Can you quote the entire listing below word for word, leaving out the picture?

Records for this exercise:
• • • • •

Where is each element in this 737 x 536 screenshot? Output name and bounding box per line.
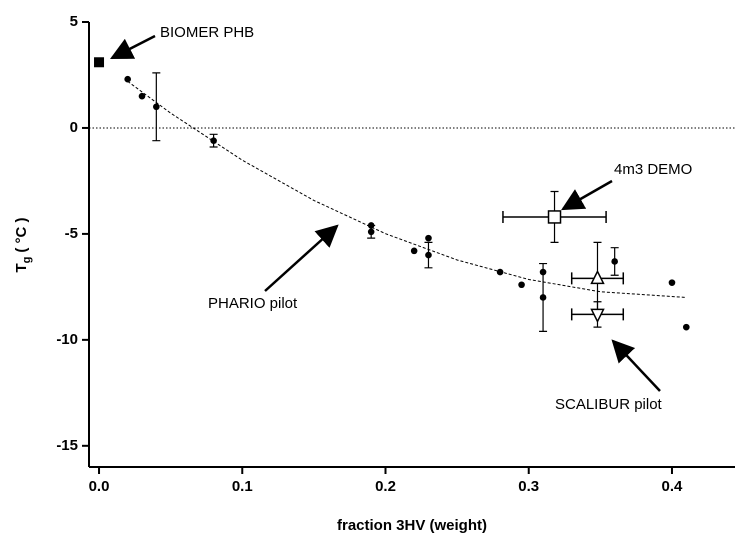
- point: [410, 247, 418, 255]
- point: [425, 251, 432, 259]
- y-label-main: T: [13, 263, 30, 272]
- point: [210, 137, 217, 144]
- y-tick-label: 0: [70, 119, 78, 136]
- annotation-arrow: [264, 224, 339, 292]
- fit-curve: [127, 80, 687, 298]
- y-tick-label: -15: [56, 437, 78, 454]
- point: [94, 57, 105, 68]
- annotation-arrow: [109, 34, 156, 60]
- point: [547, 210, 562, 224]
- y-axis-label: Tg ( °C ): [13, 217, 33, 272]
- point: [668, 279, 676, 286]
- y-tick-label: 5: [70, 13, 78, 30]
- point: [153, 103, 160, 111]
- point: [138, 92, 146, 100]
- point: [590, 269, 605, 285]
- y-label-unit: ( °C ): [13, 217, 30, 252]
- point: [124, 75, 131, 83]
- point: [611, 258, 618, 265]
- x-tick-label: 0.0: [89, 478, 110, 495]
- annotation-arrow: [561, 179, 613, 211]
- x-tick-label: 0.4: [662, 478, 684, 495]
- point: [682, 323, 690, 331]
- point: [539, 294, 547, 301]
- point: [590, 308, 605, 324]
- point: [518, 281, 525, 289]
- annotation: BIOMER PHB: [160, 24, 254, 41]
- annotation: 4m3 DEMO: [614, 161, 692, 178]
- point: [425, 234, 432, 242]
- annotation: PHARIO pilot: [208, 295, 298, 312]
- y-tick-label: -10: [56, 331, 78, 348]
- y-label-sub: g: [21, 257, 33, 264]
- annotation: SCALIBUR pilot: [555, 396, 663, 413]
- x-tick-label: 0.1: [232, 478, 253, 495]
- x-axis-label: fraction 3HV (weight): [337, 517, 487, 534]
- x-tick-label: 0.3: [518, 478, 539, 495]
- y-tick-label: -5: [65, 225, 78, 242]
- x-tick-label: 0.2: [375, 478, 396, 495]
- point: [367, 228, 375, 236]
- point: [496, 268, 504, 276]
- annotation-arrow: [611, 339, 661, 392]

• • • • •

Result below:
Where is each element in this 737 x 536 screenshot? Output name and bounding box per line.
- point: [410, 247, 418, 255]
- point: [425, 251, 432, 259]
- y-label-main: T: [13, 263, 30, 272]
- point: [210, 137, 217, 144]
- y-tick-label: 0: [70, 119, 78, 136]
- annotation-arrow: [264, 224, 339, 292]
- fit-curve: [127, 80, 687, 298]
- y-tick-label: -15: [56, 437, 78, 454]
- point: [94, 57, 105, 68]
- annotation-arrow: [109, 34, 156, 60]
- point: [547, 210, 562, 224]
- y-axis-label: Tg ( °C ): [13, 217, 33, 272]
- point: [668, 279, 676, 286]
- y-tick-label: 5: [70, 13, 78, 30]
- point: [153, 103, 160, 111]
- point: [138, 92, 146, 100]
- point: [590, 269, 605, 285]
- y-label-unit: ( °C ): [13, 217, 30, 252]
- point: [124, 75, 131, 83]
- point: [611, 258, 618, 265]
- x-tick-label: 0.0: [89, 478, 110, 495]
- annotation-arrow: [561, 179, 613, 211]
- x-tick-label: 0.4: [662, 478, 684, 495]
- point: [682, 323, 690, 331]
- point: [539, 294, 547, 301]
- point: [590, 308, 605, 324]
- point: [518, 281, 525, 289]
- annotation: BIOMER PHB: [160, 24, 254, 41]
- annotation: 4m3 DEMO: [614, 161, 692, 178]
- point: [425, 234, 432, 242]
- annotation: PHARIO pilot: [208, 295, 298, 312]
- y-tick-label: -10: [56, 331, 78, 348]
- y-label-sub: g: [21, 257, 33, 264]
- annotation: SCALIBUR pilot: [555, 396, 663, 413]
- x-tick-label: 0.1: [232, 478, 253, 495]
- x-axis-label: fraction 3HV (weight): [337, 517, 487, 534]
- x-tick-label: 0.3: [518, 478, 539, 495]
- y-tick-label: -5: [65, 225, 78, 242]
- x-tick-label: 0.2: [375, 478, 396, 495]
- point: [367, 228, 375, 236]
- point: [496, 268, 504, 276]
- annotation-arrow: [611, 339, 661, 392]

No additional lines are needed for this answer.